--- Start Task inputs ---
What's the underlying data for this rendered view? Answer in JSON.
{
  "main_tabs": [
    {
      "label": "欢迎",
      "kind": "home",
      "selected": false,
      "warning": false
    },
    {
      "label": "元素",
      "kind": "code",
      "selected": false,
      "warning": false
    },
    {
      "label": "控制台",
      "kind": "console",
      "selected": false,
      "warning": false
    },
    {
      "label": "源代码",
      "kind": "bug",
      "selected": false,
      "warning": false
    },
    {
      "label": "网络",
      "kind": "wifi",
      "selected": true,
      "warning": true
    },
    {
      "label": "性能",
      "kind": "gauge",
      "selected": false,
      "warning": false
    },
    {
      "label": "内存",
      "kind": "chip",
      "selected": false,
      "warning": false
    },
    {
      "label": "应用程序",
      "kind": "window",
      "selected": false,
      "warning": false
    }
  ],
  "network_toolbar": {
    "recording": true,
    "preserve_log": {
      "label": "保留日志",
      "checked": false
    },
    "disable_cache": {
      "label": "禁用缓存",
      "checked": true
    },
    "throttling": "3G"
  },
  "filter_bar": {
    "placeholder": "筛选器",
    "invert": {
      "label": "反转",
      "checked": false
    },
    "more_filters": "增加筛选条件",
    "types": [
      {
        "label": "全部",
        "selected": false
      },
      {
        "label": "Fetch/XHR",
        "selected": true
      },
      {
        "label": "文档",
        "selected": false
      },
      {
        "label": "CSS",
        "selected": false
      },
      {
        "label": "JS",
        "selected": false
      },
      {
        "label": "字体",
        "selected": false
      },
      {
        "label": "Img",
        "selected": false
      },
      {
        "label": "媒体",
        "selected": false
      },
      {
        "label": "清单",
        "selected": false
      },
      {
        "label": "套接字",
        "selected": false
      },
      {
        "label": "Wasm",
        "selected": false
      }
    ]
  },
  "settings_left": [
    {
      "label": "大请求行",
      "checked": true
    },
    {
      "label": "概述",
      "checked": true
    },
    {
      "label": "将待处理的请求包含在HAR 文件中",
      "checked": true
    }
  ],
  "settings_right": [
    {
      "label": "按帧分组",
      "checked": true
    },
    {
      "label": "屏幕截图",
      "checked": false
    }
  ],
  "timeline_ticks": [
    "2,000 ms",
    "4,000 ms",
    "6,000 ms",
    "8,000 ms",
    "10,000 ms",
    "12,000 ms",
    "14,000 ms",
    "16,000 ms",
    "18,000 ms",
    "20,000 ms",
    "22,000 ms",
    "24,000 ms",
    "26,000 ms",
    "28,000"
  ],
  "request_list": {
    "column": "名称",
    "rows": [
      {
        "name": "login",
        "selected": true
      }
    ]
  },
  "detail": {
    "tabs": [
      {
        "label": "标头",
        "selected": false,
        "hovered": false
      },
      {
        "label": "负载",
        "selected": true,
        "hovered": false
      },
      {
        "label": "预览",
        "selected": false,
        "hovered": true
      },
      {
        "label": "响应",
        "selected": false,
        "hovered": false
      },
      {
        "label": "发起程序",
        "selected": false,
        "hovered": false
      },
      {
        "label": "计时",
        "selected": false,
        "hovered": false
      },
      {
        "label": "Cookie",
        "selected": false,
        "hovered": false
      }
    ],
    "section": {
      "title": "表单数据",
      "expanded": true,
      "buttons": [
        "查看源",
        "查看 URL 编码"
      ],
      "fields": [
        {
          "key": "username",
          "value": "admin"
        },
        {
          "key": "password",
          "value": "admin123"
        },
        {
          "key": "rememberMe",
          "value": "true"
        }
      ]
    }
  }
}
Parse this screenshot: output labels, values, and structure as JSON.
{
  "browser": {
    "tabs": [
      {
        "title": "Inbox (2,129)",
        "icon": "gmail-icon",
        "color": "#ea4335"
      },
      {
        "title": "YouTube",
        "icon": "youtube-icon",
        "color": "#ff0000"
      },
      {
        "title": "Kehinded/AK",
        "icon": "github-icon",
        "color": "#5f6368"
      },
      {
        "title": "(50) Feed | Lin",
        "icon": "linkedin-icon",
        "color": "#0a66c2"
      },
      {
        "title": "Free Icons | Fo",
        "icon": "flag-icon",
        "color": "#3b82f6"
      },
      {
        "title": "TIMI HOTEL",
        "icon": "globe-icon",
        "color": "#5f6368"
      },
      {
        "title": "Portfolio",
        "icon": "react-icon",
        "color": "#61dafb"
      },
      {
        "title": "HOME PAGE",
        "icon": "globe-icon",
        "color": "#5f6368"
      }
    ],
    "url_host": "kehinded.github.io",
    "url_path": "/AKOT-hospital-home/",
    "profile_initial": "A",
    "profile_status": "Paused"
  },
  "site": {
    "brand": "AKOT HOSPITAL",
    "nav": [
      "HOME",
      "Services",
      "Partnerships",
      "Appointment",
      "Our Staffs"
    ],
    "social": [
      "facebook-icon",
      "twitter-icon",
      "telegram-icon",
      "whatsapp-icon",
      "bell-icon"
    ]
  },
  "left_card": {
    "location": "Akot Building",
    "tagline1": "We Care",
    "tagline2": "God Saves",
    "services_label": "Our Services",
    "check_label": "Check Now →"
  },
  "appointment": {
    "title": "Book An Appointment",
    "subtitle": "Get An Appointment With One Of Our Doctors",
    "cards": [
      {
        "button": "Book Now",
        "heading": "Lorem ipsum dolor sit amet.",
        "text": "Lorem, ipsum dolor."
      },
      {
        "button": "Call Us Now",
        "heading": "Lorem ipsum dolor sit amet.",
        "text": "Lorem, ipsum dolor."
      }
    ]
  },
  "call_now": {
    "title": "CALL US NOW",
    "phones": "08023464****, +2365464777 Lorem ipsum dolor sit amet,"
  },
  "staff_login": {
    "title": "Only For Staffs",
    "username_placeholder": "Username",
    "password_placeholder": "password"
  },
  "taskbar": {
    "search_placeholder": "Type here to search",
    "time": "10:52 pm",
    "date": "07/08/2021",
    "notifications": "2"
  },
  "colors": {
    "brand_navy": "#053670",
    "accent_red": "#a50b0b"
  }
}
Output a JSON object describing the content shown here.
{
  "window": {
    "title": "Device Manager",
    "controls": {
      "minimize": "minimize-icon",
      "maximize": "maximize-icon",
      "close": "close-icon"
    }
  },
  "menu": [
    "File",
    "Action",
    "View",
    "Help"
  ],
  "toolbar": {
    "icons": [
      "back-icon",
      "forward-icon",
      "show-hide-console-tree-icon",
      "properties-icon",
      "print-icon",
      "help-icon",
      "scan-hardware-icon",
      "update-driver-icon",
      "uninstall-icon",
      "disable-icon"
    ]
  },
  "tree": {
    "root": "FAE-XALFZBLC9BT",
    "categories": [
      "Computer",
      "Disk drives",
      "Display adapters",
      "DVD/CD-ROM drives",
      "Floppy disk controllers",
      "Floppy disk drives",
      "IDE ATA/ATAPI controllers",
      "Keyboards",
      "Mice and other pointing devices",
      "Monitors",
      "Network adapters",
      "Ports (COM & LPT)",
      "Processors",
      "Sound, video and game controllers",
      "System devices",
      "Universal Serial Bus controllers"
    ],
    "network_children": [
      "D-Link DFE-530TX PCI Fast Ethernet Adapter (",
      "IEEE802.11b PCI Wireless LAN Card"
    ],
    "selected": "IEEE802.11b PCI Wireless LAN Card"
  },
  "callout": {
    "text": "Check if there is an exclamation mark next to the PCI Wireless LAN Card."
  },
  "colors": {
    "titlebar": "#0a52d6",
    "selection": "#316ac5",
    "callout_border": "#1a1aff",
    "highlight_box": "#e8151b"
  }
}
--- End Task inputs ---
> _The exercise_: Print the listing above in its entirety, with every line exact.

> _Answer to this problem_:
What's the underlying data for this rendered view? Answer in JSON.
{
  "main_tabs": [
    {
      "label": "欢迎",
      "kind": "home",
      "selected": false,
      "warning": false
    },
    {
      "label": "元素",
      "kind": "code",
      "selected": false,
      "warning": false
    },
    {
      "label": "控制台",
      "kind": "console",
      "selected": false,
      "warning": false
    },
    {
      "label": "源代码",
      "kind": "bug",
      "selected": false,
      "warning": false
    },
    {
      "label": "网络",
      "kind": "wifi",
      "selected": true,
      "warning": true
    },
    {
      "label": "性能",
      "kind": "gauge",
      "selected": false,
      "warning": false
    },
    {
      "label": "内存",
      "kind": "chip",
      "selected": false,
      "warning": false
    },
    {
      "label": "应用程序",
      "kind": "window",
      "selected": false,
      "warning": false
    }
  ],
  "network_toolbar": {
    "recording": true,
    "preserve_log": {
      "label": "保留日志",
      "checked": false
    },
    "disable_cache": {
      "label": "禁用缓存",
      "checked": true
    },
    "throttling": "3G"
  },
  "filter_bar": {
    "placeholder": "筛选器",
    "invert": {
      "label": "反转",
      "checked": false
    },
    "more_filters": "增加筛选条件",
    "types": [
      {
        "label": "全部",
        "selected": false
      },
      {
        "label": "Fetch/XHR",
        "selected": true
      },
      {
        "label": "文档",
        "selected": false
      },
      {
        "label": "CSS",
        "selected": false
      },
      {
        "label": "JS",
        "selected": false
      },
      {
        "label": "字体",
        "selected": false
      },
      {
        "label": "Img",
        "selected": false
      },
      {
        "label": "媒体",
        "selected": false
      },
      {
        "label": "清单",
        "selected": false
      },
      {
        "label": "套接字",
        "selected": false
      },
      {
        "label": "Wasm",
        "selected": false
      }
    ]
  },
  "settings_left": [
    {
      "label": "大请求行",
      "checked": true
    },
    {
      "label": "概述",
      "checked": true
    },
    {
      "label": "将待处理的请求包含在HAR 文件中",
      "checked": true
    }
  ],
  "settings_right": [
    {
      "label": "按帧分组",
      "checked": true
    },
    {
      "label": "屏幕截图",
      "checked": false
    }
  ],
  "timeline_ticks": [
    "2,000 ms",
    "4,000 ms",
    "6,000 ms",
    "8,000 ms",
    "10,000 ms",
    "12,000 ms",
    "14,000 ms",
    "16,000 ms",
    "18,000 ms",
    "20,000 ms",
    "22,000 ms",
    "24,000 ms",
    "26,000 ms",
    "28,000"
  ],
  "request_list": {
    "column": "名称",
    "rows": [
      {
        "name": "login",
        "selected": true
      }
    ]
  },
  "detail": {
    "tabs": [
      {
        "label": "标头",
        "selected": false,
        "hovered": false
      },
      {
        "label": "负载",
        "selected": true,
        "hovered": false
      },
      {
        "label": "预览",
        "selected": false,
        "hovered": true
      },
      {
        "label": "响应",
        "selected": false,
        "hovered": false
      },
      {
        "label": "发起程序",
        "selected": false,
        "hovered": false
      },
      {
        "label": "计时",
        "selected": false,
        "hovered": false
      },
      {
        "label": "Cookie",
        "selected": false,
        "hovered": false
      }
    ],
    "section": {
      "title": "表单数据",
      "expanded": true,
      "buttons": [
        "查看源",
        "查看 URL 编码"
      ],
      "fields": [
        {
          "key": "username",
          "value": "admin"
        },
        {
          "key": "password",
          "value": "admin123"
        },
        {
          "key": "rememberMe",
          "value": "true"
        }
      ]
    }
  }
}
Parse this screenshot: output labels, values, and structure as JSON.
{
  "browser": {
    "tabs": [
      {
        "title": "Inbox (2,129)",
        "icon": "gmail-icon",
        "color": "#ea4335"
      },
      {
        "title": "YouTube",
        "icon": "youtube-icon",
        "color": "#ff0000"
      },
      {
        "title": "Kehinded/AK",
        "icon": "github-icon",
        "color": "#5f6368"
      },
      {
        "title": "(50) Feed | Lin",
        "icon": "linkedin-icon",
        "color": "#0a66c2"
      },
      {
        "title": "Free Icons | Fo",
        "icon": "flag-icon",
        "color": "#3b82f6"
      },
      {
        "title": "TIMI HOTEL",
        "icon": "globe-icon",
        "color": "#5f6368"
      },
      {
        "title": "Portfolio",
        "icon": "react-icon",
        "color": "#61dafb"
      },
      {
        "title": "HOME PAGE",
        "icon": "globe-icon",
        "color": "#5f6368"
      }
    ],
    "url_host": "kehinded.github.io",
    "url_path": "/AKOT-hospital-home/",
    "profile_initial": "A",
    "profile_status": "Paused"
  },
  "site": {
    "brand": "AKOT HOSPITAL",
    "nav": [
      "HOME",
      "Services",
      "Partnerships",
      "Appointment",
      "Our Staffs"
    ],
    "social": [
      "facebook-icon",
      "twitter-icon",
      "telegram-icon",
      "whatsapp-icon",
      "bell-icon"
    ]
  },
  "left_card": {
    "location": "Akot Building",
    "tagline1": "We Care",
    "tagline2": "God Saves",
    "services_label": "Our Services",
    "check_label": "Check Now →"
  },
  "appointment": {
    "title": "Book An Appointment",
    "subtitle": "Get An Appointment With One Of Our Doctors",
    "cards": [
      {
        "button": "Book Now",
        "heading": "Lorem ipsum dolor sit amet.",
        "text": "Lorem, ipsum dolor."
      },
      {
        "button": "Call Us Now",
        "heading": "Lorem ipsum dolor sit amet.",
        "text": "Lorem, ipsum dolor."
      }
    ]
  },
  "call_now": {
    "title": "CALL US NOW",
    "phones": "08023464****, +2365464777 Lorem ipsum dolor sit amet,"
  },
  "staff_login": {
    "title": "Only For Staffs",
    "username_placeholder": "Username",
    "password_placeholder": "password"
  },
  "taskbar": {
    "search_placeholder": "Type here to search",
    "time": "10:52 pm",
    "date": "07/08/2021",
    "notifications": "2"
  },
  "colors": {
    "brand_navy": "#053670",
    "accent_red": "#a50b0b"
  }
}
Output a JSON object describing the content shown here.
{
  "window": {
    "title": "Device Manager",
    "controls": {
      "minimize": "minimize-icon",
      "maximize": "maximize-icon",
      "close": "close-icon"
    }
  },
  "menu": [
    "File",
    "Action",
    "View",
    "Help"
  ],
  "toolbar": {
    "icons": [
      "back-icon",
      "forward-icon",
      "show-hide-console-tree-icon",
      "properties-icon",
      "print-icon",
      "help-icon",
      "scan-hardware-icon",
      "update-driver-icon",
      "uninstall-icon",
      "disable-icon"
    ]
  },
  "tree": {
    "root": "FAE-XALFZBLC9BT",
    "categories": [
      "Computer",
      "Disk drives",
      "Display adapters",
      "DVD/CD-ROM drives",
      "Floppy disk controllers",
      "Floppy disk drives",
      "IDE ATA/ATAPI controllers",
      "Keyboards",
      "Mice and other pointing devices",
      "Monitors",
      "Network adapters",
      "Ports (COM & LPT)",
      "Processors",
      "Sound, video and game controllers",
      "System devices",
      "Universal Serial Bus controllers"
    ],
    "network_children": [
      "D-Link DFE-530TX PCI Fast Ethernet Adapter (",
      "IEEE802.11b PCI Wireless LAN Card"
    ],
    "selected": "IEEE802.11b PCI Wireless LAN Card"
  },
  "callout": {
    "text": "Check if there is an exclamation mark next to the PCI Wireless LAN Card."
  },
  "colors": {
    "titlebar": "#0a52d6",
    "selection": "#316ac5",
    "callout_border": "#1a1aff",
    "highlight_box": "#e8151b"
  }
}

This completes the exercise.